#### Brief:
Extract each line holding the word "this" from the entries.

-- begin Data rows --

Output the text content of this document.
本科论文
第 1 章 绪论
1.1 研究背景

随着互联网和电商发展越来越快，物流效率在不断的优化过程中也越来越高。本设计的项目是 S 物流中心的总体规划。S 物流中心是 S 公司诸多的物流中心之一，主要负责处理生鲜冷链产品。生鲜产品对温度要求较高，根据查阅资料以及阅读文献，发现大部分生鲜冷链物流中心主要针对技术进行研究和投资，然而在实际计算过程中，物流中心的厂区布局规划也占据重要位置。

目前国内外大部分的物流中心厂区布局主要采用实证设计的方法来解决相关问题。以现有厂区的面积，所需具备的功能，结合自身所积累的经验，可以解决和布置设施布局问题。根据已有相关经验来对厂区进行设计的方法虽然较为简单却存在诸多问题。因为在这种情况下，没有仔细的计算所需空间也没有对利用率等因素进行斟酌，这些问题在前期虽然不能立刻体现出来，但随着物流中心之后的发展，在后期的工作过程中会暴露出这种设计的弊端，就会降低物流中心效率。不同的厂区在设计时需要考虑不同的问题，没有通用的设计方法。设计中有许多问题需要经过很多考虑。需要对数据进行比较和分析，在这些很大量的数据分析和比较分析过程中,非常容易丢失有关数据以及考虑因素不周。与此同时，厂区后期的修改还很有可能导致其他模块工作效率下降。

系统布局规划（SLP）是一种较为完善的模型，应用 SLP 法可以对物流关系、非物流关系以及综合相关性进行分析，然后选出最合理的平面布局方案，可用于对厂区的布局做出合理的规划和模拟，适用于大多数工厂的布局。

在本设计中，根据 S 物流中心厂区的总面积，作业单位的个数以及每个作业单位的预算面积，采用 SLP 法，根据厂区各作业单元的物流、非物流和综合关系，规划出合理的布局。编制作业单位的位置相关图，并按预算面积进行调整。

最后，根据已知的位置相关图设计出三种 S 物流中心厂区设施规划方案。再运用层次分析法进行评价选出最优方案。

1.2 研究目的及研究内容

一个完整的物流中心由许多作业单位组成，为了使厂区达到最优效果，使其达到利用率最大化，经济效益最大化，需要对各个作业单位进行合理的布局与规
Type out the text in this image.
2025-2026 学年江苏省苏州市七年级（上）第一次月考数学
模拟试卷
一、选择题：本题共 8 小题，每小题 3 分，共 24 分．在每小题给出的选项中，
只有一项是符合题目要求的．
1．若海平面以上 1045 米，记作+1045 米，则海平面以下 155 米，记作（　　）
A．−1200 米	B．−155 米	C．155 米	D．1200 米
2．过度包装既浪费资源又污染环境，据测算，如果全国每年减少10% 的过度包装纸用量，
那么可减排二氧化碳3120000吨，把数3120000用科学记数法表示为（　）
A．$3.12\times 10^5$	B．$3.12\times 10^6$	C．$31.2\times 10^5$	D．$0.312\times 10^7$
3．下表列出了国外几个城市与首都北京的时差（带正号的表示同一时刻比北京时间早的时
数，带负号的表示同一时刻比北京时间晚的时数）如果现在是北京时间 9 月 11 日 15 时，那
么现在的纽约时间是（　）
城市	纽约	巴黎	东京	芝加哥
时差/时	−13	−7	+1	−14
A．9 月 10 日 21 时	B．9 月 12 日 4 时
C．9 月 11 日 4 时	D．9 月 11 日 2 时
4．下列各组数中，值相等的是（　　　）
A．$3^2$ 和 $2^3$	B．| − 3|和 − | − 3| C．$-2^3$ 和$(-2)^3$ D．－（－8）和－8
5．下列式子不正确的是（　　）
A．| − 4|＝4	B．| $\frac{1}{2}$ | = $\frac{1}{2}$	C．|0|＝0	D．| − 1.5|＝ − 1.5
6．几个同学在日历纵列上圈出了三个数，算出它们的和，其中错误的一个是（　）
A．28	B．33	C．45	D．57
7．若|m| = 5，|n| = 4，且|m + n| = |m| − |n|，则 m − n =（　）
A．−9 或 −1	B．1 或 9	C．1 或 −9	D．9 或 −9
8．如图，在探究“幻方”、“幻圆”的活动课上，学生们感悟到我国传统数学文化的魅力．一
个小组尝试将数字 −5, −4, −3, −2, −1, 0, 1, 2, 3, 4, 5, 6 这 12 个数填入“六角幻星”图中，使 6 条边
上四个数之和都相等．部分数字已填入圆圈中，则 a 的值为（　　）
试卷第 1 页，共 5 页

-- end Data rows --

#### Task result:
Output the text content of this document.
Type out the text in this image.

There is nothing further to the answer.